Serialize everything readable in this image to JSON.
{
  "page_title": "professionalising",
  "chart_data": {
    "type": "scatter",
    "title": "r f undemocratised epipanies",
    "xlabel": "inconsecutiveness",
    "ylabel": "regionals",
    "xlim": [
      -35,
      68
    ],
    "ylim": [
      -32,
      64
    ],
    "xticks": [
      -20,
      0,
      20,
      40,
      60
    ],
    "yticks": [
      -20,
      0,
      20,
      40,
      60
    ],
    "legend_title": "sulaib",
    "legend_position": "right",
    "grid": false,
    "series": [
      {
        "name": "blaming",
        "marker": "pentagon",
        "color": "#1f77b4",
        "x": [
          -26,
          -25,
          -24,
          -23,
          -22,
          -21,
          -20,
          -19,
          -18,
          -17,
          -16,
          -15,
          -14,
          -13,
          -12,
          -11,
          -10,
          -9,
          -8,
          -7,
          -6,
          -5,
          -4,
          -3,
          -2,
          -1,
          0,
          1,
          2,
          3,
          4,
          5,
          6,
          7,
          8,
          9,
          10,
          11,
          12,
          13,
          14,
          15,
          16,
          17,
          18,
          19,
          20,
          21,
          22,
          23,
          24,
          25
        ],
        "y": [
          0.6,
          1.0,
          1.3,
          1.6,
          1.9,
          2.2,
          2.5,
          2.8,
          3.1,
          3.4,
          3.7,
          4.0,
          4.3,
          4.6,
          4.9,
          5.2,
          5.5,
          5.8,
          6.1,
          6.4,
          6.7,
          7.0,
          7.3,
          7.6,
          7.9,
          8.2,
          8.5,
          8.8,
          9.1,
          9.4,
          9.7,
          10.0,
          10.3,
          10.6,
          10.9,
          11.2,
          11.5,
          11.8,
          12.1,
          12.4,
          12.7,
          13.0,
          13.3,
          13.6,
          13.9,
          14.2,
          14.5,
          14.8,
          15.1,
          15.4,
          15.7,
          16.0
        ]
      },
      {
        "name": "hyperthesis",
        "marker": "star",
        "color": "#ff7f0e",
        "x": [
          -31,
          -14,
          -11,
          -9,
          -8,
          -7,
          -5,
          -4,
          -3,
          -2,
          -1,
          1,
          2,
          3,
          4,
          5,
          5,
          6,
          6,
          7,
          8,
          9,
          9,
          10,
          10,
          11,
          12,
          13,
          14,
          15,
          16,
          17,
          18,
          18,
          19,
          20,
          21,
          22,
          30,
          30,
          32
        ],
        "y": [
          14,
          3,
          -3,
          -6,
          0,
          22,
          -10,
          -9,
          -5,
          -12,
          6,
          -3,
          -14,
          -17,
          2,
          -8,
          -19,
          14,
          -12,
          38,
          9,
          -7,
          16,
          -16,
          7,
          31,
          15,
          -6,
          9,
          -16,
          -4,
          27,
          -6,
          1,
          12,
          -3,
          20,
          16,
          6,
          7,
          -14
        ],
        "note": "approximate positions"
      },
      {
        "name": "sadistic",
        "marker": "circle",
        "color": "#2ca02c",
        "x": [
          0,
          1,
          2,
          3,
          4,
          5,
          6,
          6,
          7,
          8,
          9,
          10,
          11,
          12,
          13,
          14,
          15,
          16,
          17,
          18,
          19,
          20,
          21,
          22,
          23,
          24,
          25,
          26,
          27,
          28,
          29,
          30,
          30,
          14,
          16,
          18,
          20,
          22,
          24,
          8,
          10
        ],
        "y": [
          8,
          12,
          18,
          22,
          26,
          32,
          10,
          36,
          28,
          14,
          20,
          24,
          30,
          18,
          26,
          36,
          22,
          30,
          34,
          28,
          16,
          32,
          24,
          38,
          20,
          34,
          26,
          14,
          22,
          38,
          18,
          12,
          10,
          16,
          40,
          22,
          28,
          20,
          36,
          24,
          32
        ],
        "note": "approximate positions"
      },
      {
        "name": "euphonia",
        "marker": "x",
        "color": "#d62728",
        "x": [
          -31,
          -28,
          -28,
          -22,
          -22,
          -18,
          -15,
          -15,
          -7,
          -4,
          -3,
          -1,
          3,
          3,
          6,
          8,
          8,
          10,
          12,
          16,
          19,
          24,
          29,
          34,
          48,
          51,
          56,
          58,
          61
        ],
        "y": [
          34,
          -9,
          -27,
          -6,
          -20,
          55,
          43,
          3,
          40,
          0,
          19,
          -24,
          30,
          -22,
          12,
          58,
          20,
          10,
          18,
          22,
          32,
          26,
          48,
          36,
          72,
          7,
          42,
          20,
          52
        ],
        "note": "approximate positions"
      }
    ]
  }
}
- - - - -
## YOUR TASK
Give back all the data exactly as written.

## PROBLEM SOLUTION
Serialize everything readable in this image to JSON.
{
  "page_title": "professionalising",
  "chart_data": {
    "type": "scatter",
    "title": "r f undemocratised epipanies",
    "xlabel": "inconsecutiveness",
    "ylabel": "regionals",
    "xlim": [
      -35,
      68
    ],
    "ylim": [
      -32,
      64
    ],
    "xticks": [
      -20,
      0,
      20,
      40,
      60
    ],
    "yticks": [
      -20,
      0,
      20,
      40,
      60
    ],
    "legend_title": "sulaib",
    "legend_position": "right",
    "grid": false,
    "series": [
      {
        "name": "blaming",
        "marker": "pentagon",
        "color": "#1f77b4",
        "x": [
          -26,
          -25,
          -24,
          -23,
          -22,
          -21,
          -20,
          -19,
          -18,
          -17,
          -16,
          -15,
          -14,
          -13,
          -12,
          -11,
          -10,
          -9,
          -8,
          -7,
          -6,
          -5,
          -4,
          -3,
          -2,
          -1,
          0,
          1,
          2,
          3,
          4,
          5,
          6,
          7,
          8,
          9,
          10,
          11,
          12,
          13,
          14,
          15,
          16,
          17,
          18,
          19,
          20,
          21,
          22,
          23,
          24,
          25
        ],
        "y": [
          0.6,
          1.0,
          1.3,
          1.6,
          1.9,
          2.2,
          2.5,
          2.8,
          3.1,
          3.4,
          3.7,
          4.0,
          4.3,
          4.6,
          4.9,
          5.2,
          5.5,
          5.8,
          6.1,
          6.4,
          6.7,
          7.0,
          7.3,
          7.6,
          7.9,
          8.2,
          8.5,
          8.8,
          9.1,
          9.4,
          9.7,
          10.0,
          10.3,
          10.6,
          10.9,
          11.2,
          11.5,
          11.8,
          12.1,
          12.4,
          12.7,
          13.0,
          13.3,
          13.6,
          13.9,
          14.2,
          14.5,
          14.8,
          15.1,
          15.4,
          15.7,
          16.0
        ]
      },
      {
        "name": "hyperthesis",
        "marker": "star",
        "color": "#ff7f0e",
        "x": [
          -31,
          -14,
          -11,
          -9,
          -8,
          -7,
          -5,
          -4,
          -3,
          -2,
          -1,
          1,
          2,
          3,
          4,
          5,
          5,
          6,
          6,
          7,
          8,
          9,
          9,
          10,
          10,
          11,
          12,
          13,
          14,
          15,
          16,
          17,
          18,
          18,
          19,
          20,
          21,
          22,
          30,
          30,
          32
        ],
        "y": [
          14,
          3,
          -3,
          -6,
          0,
          22,
          -10,
          -9,
          -5,
          -12,
          6,
          -3,
          -14,
          -17,
          2,
          -8,
          -19,
          14,
          -12,
          38,
          9,
          -7,
          16,
          -16,
          7,
          31,
          15,
          -6,
          9,
          -16,
          -4,
          27,
          -6,
          1,
          12,
          -3,
          20,
          16,
          6,
          7,
          -14
        ],
        "note": "approximate positions"
      },
      {
        "name": "sadistic",
        "marker": "circle",
        "color": "#2ca02c",
        "x": [
          0,
          1,
          2,
          3,
          4,
          5,
          6,
          6,
          7,
          8,
          9,
          10,
          11,
          12,
          13,
          14,
          15,
          16,
          17,
          18,
          19,
          20,
          21,
          22,
          23,
          24,
          25,
          26,
          27,
          28,
          29,
          30,
          30,
          14,
          16,
          18,
          20,
          22,
          24,
          8,
          10
        ],
        "y": [
          8,
          12,
          18,
          22,
          26,
          32,
          10,
          36,
          28,
          14,
          20,
          24,
          30,
          18,
          26,
          36,
          22,
          30,
          34,
          28,
          16,
          32,
          24,
          38,
          20,
          34,
          26,
          14,
          22,
          38,
          18,
          12,
          10,
          16,
          40,
          22,
          28,
          20,
          36,
          24,
          32
        ],
        "note": "approximate positions"
      },
      {
        "name": "euphonia",
        "marker": "x",
        "color": "#d62728",
        "x": [
          -31,
          -28,
          -28,
          -22,
          -22,
          -18,
          -15,
          -15,
          -7,
          -4,
          -3,
          -1,
          3,
          3,
          6,
          8,
          8,
          10,
          12,
          16,
          19,
          24,
          29,
          34,
          48,
          51,
          56,
          58,
          61
        ],
        "y": [
          34,
          -9,
          -27,
          -6,
          -20,
          55,
          43,
          3,
          40,
          0,
          19,
          -24,
          30,
          -22,
          12,
          58,
          20,
          10,
          18,
          22,
          32,
          26,
          48,
          36,
          72,
          7,
          42,
          20,
          52
        ],
        "note": "approximate positions"
      }
    ]
  }
}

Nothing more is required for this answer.